__WORK TO BE COMPLETED__.
Find how many lines in the data below mention "style". Give the number only.

• • • • • • •

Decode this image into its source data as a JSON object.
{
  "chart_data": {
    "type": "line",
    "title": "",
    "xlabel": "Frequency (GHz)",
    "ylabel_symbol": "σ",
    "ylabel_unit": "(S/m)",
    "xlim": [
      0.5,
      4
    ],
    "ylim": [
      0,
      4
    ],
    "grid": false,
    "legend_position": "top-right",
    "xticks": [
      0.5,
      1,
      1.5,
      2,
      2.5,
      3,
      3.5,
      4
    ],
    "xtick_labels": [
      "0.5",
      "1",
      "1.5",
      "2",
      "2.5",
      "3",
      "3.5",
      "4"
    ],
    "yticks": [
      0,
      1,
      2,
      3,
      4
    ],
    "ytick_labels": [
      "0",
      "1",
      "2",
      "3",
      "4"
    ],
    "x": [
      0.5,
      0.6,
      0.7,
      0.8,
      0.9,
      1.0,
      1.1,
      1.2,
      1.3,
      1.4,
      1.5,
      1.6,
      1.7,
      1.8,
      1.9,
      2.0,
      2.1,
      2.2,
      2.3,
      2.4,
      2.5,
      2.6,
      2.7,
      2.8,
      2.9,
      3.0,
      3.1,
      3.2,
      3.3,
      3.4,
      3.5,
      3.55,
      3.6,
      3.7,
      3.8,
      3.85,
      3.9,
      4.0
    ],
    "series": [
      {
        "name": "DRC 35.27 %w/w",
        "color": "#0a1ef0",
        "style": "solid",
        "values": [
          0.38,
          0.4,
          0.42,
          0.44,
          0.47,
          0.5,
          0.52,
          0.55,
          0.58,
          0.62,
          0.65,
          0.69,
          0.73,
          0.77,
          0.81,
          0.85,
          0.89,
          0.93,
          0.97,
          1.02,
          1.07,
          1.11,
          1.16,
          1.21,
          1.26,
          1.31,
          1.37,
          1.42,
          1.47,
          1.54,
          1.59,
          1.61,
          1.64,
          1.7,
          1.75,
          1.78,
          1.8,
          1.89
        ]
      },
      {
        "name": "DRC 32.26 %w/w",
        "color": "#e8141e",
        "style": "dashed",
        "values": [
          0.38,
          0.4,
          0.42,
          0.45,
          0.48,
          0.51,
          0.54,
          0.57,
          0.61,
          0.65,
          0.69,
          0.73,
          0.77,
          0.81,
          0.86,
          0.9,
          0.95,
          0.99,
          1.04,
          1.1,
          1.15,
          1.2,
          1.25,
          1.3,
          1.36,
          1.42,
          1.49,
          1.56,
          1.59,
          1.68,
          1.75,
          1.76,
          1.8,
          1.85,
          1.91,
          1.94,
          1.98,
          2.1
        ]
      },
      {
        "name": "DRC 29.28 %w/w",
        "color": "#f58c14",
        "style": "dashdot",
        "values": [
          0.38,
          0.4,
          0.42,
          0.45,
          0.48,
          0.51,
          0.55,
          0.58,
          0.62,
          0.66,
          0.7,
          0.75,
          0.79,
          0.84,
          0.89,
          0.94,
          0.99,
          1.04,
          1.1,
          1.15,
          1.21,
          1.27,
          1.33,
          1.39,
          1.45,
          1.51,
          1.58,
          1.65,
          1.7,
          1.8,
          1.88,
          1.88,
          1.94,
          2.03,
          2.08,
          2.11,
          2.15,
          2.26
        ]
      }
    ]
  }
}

• • • • • • •

__FULL SOLUTION__.
3